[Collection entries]
—————

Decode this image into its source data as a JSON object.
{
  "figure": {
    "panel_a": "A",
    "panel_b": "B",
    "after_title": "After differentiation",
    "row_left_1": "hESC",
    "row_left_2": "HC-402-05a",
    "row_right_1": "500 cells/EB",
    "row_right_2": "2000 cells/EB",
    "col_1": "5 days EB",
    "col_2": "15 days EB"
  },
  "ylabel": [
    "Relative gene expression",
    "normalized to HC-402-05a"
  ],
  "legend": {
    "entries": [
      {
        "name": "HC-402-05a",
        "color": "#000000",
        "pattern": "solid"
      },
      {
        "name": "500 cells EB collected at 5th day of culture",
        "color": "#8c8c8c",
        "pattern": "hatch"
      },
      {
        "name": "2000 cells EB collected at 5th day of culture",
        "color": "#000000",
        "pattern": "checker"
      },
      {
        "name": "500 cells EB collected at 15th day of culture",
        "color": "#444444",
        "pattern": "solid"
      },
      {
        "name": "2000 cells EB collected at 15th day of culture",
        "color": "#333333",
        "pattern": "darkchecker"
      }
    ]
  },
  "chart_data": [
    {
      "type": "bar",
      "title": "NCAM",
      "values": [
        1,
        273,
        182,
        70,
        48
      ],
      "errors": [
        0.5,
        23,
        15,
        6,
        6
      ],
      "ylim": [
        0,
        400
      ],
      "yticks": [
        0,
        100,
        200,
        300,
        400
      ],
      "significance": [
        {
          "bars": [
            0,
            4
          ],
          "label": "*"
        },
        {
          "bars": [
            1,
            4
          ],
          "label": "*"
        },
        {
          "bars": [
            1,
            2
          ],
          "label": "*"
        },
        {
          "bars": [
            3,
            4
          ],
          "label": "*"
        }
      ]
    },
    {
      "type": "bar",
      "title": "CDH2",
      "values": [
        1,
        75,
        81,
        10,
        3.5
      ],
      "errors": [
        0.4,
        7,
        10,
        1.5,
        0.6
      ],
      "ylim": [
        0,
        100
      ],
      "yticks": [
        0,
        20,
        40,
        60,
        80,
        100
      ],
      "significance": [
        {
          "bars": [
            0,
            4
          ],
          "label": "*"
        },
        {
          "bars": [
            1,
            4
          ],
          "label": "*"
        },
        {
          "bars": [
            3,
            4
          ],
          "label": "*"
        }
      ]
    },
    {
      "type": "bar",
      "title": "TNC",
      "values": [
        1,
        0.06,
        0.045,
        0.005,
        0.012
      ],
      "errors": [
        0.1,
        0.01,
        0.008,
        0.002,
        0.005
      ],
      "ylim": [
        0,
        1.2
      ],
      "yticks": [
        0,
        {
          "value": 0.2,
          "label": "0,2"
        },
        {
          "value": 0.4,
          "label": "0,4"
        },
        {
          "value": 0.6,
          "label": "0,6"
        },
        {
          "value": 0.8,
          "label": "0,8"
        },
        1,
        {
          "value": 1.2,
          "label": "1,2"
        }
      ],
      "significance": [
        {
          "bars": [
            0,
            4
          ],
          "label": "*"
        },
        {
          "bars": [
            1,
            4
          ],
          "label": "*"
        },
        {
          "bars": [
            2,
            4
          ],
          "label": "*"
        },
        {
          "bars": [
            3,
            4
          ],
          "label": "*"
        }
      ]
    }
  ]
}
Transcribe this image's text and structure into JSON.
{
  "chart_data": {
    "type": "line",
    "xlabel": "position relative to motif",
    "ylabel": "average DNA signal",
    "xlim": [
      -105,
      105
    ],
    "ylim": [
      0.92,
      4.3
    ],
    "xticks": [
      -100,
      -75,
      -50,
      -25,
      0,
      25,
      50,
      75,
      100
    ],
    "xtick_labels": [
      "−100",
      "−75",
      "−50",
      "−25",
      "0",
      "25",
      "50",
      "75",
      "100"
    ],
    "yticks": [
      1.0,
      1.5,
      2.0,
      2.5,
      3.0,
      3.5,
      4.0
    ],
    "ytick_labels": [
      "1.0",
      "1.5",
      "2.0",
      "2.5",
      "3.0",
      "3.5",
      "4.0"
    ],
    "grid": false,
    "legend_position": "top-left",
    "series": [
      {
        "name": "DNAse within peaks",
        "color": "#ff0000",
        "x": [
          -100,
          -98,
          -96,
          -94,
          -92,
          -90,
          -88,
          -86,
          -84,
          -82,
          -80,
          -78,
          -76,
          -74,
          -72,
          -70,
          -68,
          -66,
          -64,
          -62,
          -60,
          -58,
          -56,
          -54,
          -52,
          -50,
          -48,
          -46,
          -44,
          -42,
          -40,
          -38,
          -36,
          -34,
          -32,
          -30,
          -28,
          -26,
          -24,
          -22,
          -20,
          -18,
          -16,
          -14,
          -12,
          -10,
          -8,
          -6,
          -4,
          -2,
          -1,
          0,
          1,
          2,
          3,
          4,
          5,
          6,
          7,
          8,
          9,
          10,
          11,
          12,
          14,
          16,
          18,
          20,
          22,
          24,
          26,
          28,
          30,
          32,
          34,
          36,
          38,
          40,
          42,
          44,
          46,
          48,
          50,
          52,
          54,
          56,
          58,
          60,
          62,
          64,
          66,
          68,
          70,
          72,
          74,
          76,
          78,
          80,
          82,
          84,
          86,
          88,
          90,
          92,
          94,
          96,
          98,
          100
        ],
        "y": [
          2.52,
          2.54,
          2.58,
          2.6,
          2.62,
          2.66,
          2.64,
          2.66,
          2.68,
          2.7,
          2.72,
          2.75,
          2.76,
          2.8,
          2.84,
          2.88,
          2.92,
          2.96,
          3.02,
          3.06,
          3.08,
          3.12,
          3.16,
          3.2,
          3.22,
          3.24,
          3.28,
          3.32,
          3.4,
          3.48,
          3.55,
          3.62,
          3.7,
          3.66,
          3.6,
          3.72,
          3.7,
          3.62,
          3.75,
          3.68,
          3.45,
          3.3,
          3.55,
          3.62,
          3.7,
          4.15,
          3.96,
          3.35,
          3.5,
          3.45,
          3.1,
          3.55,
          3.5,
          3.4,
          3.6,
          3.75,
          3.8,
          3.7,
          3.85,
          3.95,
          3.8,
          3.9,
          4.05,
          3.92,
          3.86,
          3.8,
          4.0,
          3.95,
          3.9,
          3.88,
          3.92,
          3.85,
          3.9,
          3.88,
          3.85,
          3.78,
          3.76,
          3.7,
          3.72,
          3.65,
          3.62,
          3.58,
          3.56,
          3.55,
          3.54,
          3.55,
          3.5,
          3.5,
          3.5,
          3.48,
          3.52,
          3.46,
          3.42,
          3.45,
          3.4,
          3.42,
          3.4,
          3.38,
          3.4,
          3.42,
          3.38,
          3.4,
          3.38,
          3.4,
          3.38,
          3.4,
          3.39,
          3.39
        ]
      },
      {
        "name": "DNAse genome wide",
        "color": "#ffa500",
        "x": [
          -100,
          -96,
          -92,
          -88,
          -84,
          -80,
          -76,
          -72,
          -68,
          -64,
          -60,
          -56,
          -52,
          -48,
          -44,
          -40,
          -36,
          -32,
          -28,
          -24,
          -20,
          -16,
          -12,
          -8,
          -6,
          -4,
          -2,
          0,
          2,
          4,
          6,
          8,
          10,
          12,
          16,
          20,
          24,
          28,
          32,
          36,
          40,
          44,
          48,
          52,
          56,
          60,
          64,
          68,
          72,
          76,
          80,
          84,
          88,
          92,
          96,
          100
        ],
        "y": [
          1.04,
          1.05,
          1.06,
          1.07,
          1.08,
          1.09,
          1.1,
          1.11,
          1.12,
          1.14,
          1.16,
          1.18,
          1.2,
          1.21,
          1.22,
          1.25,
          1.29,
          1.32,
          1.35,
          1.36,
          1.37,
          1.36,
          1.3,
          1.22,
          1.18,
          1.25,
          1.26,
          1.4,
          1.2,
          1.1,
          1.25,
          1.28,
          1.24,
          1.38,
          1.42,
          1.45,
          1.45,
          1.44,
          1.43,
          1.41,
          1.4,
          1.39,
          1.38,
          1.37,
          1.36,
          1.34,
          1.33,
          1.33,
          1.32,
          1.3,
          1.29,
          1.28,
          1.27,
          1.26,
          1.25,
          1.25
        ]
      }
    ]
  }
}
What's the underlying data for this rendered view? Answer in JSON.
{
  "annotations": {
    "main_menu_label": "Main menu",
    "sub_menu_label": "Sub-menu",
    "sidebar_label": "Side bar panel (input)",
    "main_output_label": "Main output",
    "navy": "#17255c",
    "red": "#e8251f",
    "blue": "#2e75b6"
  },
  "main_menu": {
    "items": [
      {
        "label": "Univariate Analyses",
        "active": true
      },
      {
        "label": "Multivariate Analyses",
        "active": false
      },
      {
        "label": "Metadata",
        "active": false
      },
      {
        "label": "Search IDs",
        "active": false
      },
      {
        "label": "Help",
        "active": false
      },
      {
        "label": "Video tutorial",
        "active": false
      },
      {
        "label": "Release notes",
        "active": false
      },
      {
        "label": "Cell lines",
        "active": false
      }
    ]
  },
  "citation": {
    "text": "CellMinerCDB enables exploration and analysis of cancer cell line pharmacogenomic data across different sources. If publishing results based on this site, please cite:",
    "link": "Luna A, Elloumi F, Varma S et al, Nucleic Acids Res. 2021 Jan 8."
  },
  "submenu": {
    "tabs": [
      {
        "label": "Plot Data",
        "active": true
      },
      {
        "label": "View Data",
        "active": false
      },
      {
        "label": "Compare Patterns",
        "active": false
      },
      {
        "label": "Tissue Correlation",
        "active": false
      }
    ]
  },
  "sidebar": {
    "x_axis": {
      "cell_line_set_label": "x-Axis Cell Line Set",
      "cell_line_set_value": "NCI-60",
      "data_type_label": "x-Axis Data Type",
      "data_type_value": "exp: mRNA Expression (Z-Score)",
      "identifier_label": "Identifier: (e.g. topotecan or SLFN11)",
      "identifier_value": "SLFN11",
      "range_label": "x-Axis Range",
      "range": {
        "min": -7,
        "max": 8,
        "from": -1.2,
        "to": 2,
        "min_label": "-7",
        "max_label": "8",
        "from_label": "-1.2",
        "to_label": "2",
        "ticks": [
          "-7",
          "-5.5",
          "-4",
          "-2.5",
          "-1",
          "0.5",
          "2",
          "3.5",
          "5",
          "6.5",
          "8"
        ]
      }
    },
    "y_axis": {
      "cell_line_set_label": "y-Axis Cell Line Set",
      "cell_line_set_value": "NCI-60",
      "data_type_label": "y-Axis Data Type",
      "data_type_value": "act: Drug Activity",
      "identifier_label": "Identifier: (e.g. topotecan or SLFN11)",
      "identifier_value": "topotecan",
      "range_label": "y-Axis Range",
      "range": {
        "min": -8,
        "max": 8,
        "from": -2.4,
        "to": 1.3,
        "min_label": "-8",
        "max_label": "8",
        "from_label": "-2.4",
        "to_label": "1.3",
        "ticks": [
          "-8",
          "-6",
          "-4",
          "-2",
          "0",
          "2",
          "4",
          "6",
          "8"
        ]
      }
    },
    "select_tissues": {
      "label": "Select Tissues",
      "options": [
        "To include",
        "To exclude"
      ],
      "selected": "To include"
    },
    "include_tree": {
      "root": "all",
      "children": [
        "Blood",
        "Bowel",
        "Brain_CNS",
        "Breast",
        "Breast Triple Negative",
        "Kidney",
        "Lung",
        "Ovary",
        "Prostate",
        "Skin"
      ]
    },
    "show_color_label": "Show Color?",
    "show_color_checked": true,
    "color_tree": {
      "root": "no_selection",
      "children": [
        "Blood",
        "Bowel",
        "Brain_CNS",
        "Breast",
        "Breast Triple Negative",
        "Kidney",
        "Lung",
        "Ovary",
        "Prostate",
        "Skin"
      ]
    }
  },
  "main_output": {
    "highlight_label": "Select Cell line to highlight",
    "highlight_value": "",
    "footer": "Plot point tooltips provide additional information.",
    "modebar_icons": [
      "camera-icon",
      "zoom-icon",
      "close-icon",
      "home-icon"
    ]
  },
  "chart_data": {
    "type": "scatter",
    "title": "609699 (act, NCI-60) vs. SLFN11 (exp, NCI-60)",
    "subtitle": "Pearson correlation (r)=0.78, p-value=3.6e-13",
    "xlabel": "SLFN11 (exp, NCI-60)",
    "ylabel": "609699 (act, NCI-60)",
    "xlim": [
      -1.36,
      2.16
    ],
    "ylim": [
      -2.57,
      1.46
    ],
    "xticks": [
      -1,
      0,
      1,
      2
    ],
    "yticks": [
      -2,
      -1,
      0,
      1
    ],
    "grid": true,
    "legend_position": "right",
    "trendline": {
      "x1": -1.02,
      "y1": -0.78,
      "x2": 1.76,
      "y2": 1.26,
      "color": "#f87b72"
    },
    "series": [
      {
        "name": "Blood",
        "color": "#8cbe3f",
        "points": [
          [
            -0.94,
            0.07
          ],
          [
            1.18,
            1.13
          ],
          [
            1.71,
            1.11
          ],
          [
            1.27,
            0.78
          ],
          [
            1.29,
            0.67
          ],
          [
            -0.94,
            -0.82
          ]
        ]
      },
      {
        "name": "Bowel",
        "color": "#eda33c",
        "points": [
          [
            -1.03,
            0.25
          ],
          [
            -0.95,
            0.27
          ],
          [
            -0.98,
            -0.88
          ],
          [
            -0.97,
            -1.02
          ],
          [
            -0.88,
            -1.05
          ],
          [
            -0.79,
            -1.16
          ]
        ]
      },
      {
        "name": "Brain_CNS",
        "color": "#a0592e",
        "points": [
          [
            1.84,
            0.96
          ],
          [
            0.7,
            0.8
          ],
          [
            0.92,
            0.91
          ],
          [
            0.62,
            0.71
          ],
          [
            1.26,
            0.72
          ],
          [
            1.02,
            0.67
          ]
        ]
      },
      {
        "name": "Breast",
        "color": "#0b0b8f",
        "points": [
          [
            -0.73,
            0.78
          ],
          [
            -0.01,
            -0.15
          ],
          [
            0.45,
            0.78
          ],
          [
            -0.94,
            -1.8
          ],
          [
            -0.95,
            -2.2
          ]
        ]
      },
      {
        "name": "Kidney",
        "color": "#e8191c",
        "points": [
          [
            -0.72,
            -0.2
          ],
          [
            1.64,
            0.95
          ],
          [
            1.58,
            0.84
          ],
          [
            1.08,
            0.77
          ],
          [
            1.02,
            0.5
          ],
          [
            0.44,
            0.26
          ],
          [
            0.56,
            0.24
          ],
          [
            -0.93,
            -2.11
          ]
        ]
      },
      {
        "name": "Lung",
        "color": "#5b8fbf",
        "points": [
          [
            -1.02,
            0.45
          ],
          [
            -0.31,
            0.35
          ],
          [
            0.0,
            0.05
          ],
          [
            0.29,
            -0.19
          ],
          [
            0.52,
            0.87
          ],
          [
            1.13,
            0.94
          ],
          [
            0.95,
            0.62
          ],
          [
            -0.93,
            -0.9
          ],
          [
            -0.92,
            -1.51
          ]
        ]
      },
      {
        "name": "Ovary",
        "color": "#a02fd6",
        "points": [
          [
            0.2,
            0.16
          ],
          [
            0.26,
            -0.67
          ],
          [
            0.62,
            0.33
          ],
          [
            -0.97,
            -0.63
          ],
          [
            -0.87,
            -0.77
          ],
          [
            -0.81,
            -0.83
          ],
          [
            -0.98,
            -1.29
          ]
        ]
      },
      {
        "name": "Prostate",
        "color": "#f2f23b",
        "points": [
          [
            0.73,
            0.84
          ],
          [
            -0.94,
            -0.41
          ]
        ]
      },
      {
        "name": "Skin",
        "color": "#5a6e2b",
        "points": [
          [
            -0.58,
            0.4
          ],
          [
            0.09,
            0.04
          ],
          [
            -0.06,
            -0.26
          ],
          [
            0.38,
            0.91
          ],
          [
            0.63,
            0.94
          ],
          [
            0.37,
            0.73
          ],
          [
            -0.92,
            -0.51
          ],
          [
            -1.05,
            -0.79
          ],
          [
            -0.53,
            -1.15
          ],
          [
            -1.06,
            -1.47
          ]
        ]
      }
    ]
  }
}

—————

**WORK ORDER**
The lines that contain the word "text" are wanted; copy each of them from the records.

**THE ANSWER**
Transcribe this image's text and structure into JSON.
    "text": "CellMinerCDB enables exploration and analysis of cancer cell line pharmacogenomic data across different sources. If publishing results based on this site, please cite:",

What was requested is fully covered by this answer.